Entries from a visual dataset:
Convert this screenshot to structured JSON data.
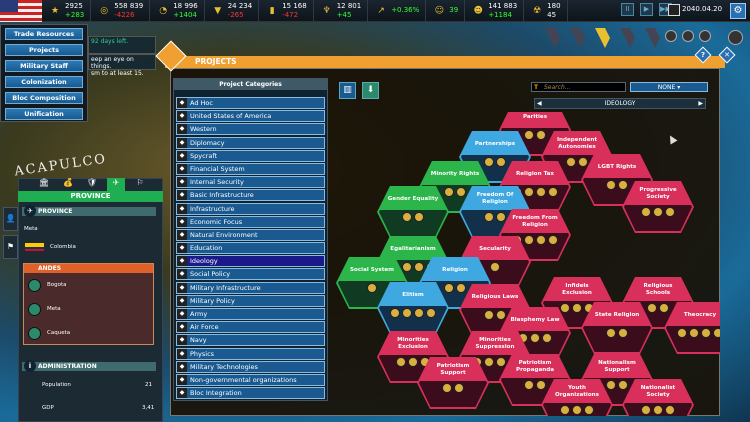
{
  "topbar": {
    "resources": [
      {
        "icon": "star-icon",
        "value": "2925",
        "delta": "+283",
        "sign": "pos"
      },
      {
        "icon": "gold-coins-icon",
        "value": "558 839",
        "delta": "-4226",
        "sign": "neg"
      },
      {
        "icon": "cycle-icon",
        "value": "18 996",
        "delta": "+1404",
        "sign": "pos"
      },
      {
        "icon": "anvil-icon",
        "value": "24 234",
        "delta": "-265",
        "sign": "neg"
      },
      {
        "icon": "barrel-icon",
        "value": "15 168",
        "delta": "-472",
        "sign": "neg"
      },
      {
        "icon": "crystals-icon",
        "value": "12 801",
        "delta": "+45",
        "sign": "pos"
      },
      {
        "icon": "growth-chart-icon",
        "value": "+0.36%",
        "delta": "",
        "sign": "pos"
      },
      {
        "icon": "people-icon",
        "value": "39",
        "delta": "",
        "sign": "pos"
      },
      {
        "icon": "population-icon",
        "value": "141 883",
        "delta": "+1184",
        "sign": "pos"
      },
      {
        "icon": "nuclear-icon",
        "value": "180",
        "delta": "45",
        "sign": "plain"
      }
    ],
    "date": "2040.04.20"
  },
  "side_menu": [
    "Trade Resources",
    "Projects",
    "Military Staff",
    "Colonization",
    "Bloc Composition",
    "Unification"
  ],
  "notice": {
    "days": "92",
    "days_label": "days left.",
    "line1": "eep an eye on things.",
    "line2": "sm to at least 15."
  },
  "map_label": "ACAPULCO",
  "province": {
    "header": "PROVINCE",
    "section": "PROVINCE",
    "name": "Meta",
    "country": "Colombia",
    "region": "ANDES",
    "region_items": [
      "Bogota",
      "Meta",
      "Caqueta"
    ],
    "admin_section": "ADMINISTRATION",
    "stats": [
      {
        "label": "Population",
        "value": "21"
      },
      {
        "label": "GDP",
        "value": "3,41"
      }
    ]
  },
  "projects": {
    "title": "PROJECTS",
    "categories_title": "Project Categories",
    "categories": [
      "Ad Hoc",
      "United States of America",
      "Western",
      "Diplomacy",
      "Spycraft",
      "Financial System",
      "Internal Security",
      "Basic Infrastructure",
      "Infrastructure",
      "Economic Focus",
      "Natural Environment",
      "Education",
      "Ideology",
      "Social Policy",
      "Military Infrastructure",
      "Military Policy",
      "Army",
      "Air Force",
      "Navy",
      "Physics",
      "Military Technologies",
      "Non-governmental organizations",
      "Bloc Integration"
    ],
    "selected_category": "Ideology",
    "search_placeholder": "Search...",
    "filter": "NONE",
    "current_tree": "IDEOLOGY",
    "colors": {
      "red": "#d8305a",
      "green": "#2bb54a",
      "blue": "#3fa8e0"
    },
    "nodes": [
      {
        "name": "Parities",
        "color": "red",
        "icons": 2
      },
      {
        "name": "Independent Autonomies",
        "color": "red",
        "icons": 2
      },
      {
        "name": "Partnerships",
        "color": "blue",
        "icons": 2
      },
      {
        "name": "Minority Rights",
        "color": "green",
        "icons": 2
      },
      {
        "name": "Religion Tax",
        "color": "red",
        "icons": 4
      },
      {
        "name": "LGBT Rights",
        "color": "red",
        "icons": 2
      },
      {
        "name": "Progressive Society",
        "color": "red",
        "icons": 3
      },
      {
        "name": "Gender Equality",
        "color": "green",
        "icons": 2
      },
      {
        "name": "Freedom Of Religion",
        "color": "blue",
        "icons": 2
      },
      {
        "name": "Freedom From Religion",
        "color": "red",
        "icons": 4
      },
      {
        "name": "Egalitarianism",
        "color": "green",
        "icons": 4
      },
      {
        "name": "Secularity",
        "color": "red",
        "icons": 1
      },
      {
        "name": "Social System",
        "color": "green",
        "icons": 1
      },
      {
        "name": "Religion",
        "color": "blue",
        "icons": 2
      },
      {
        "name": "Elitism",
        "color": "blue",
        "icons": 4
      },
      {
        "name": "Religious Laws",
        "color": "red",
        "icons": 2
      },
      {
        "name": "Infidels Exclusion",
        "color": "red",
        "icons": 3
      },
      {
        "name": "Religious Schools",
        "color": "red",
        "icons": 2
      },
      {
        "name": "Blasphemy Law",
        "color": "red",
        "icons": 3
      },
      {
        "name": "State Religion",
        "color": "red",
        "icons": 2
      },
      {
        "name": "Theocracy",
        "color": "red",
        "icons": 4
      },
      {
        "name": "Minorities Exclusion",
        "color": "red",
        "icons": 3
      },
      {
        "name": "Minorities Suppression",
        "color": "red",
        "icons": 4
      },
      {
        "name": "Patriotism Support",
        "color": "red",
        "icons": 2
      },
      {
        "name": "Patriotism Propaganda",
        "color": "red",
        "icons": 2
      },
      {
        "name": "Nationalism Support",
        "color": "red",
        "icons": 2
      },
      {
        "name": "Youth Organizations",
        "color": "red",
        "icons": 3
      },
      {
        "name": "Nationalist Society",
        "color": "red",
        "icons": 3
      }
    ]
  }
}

### Exercise brief
Copy the entries above faithfully and omit every image.

### Solved exercise
Convert this screenshot to structured JSON data.
{
  "topbar": {
    "resources": [
      {
        "icon": "star-icon",
        "value": "2925",
        "delta": "+283",
        "sign": "pos"
      },
      {
        "icon": "gold-coins-icon",
        "value": "558 839",
        "delta": "-4226",
        "sign": "neg"
      },
      {
        "icon": "cycle-icon",
        "value": "18 996",
        "delta": "+1404",
        "sign": "pos"
      },
      {
        "icon": "anvil-icon",
        "value": "24 234",
        "delta": "-265",
        "sign": "neg"
      },
      {
        "icon": "barrel-icon",
        "value": "15 168",
        "delta": "-472",
        "sign": "neg"
      },
      {
        "icon": "crystals-icon",
        "value": "12 801",
        "delta": "+45",
        "sign": "pos"
      },
      {
        "icon": "growth-chart-icon",
        "value": "+0.36%",
        "delta": "",
        "sign": "pos"
      },
      {
        "icon": "people-icon",
        "value": "39",
        "delta": "",
        "sign": "pos"
      },
      {
        "icon": "population-icon",
        "value": "141 883",
        "delta": "+1184",
        "sign": "pos"
      },
      {
        "icon": "nuclear-icon",
        "value": "180",
        "delta": "45",
        "sign": "plain"
      }
    ],
    "date": "2040.04.20"
  },
  "side_menu": [
    "Trade Resources",
    "Projects",
    "Military Staff",
    "Colonization",
    "Bloc Composition",
    "Unification"
  ],
  "notice": {
    "days": "92",
    "days_label": "days left.",
    "line1": "eep an eye on things.",
    "line2": "sm to at least 15."
  },
  "map_label": "ACAPULCO",
  "province": {
    "header": "PROVINCE",
    "section": "PROVINCE",
    "name": "Meta",
    "country": "Colombia",
    "region": "ANDES",
    "region_items": [
      "Bogota",
      "Meta",
      "Caqueta"
    ],
    "admin_section": "ADMINISTRATION",
    "stats": [
      {
        "label": "Population",
        "value": "21"
      },
      {
        "label": "GDP",
        "value": "3,41"
      }
    ]
  },
  "projects": {
    "title": "PROJECTS",
    "categories_title": "Project Categories",
    "categories": [
      "Ad Hoc",
      "United States of America",
      "Western",
      "Diplomacy",
      "Spycraft",
      "Financial System",
      "Internal Security",
      "Basic Infrastructure",
      "Infrastructure",
      "Economic Focus",
      "Natural Environment",
      "Education",
      "Ideology",
      "Social Policy",
      "Military Infrastructure",
      "Military Policy",
      "Army",
      "Air Force",
      "Navy",
      "Physics",
      "Military Technologies",
      "Non-governmental organizations",
      "Bloc Integration"
    ],
    "selected_category": "Ideology",
    "search_placeholder": "Search...",
    "filter": "NONE",
    "current_tree": "IDEOLOGY",
    "colors": {
      "red": "#d8305a",
      "green": "#2bb54a",
      "blue": "#3fa8e0"
    },
    "nodes": [
      {
        "name": "Parities",
        "color": "red",
        "icons": 2
      },
      {
        "name": "Independent Autonomies",
        "color": "red",
        "icons": 2
      },
      {
        "name": "Partnerships",
        "color": "blue",
        "icons": 2
      },
      {
        "name": "Minority Rights",
        "color": "green",
        "icons": 2
      },
      {
        "name": "Religion Tax",
        "color": "red",
        "icons": 4
      },
      {
        "name": "LGBT Rights",
        "color": "red",
        "icons": 2
      },
      {
        "name": "Progressive Society",
        "color": "red",
        "icons": 3
      },
      {
        "name": "Gender Equality",
        "color": "green",
        "icons": 2
      },
      {
        "name": "Freedom Of Religion",
        "color": "blue",
        "icons": 2
      },
      {
        "name": "Freedom From Religion",
        "color": "red",
        "icons": 4
      },
      {
        "name": "Egalitarianism",
        "color": "green",
        "icons": 4
      },
      {
        "name": "Secularity",
        "color": "red",
        "icons": 1
      },
      {
        "name": "Social System",
        "color": "green",
        "icons": 1
      },
      {
        "name": "Religion",
        "color": "blue",
        "icons": 2
      },
      {
        "name": "Elitism",
        "color": "blue",
        "icons": 4
      },
      {
        "name": "Religious Laws",
        "color": "red",
        "icons": 2
      },
      {
        "name": "Infidels Exclusion",
        "color": "red",
        "icons": 3
      },
      {
        "name": "Religious Schools",
        "color": "red",
        "icons": 2
      },
      {
        "name": "Blasphemy Law",
        "color": "red",
        "icons": 3
      },
      {
        "name": "State Religion",
        "color": "red",
        "icons": 2
      },
      {
        "name": "Theocracy",
        "color": "red",
        "icons": 4
      },
      {
        "name": "Minorities Exclusion",
        "color": "red",
        "icons": 3
      },
      {
        "name": "Minorities Suppression",
        "color": "red",
        "icons": 4
      },
      {
        "name": "Patriotism Support",
        "color": "red",
        "icons": 2
      },
      {
        "name": "Patriotism Propaganda",
        "color": "red",
        "icons": 2
      },
      {
        "name": "Nationalism Support",
        "color": "red",
        "icons": 2
      },
      {
        "name": "Youth Organizations",
        "color": "red",
        "icons": 3
      },
      {
        "name": "Nationalist Society",
        "color": "red",
        "icons": 3
      }
    ]
  }
}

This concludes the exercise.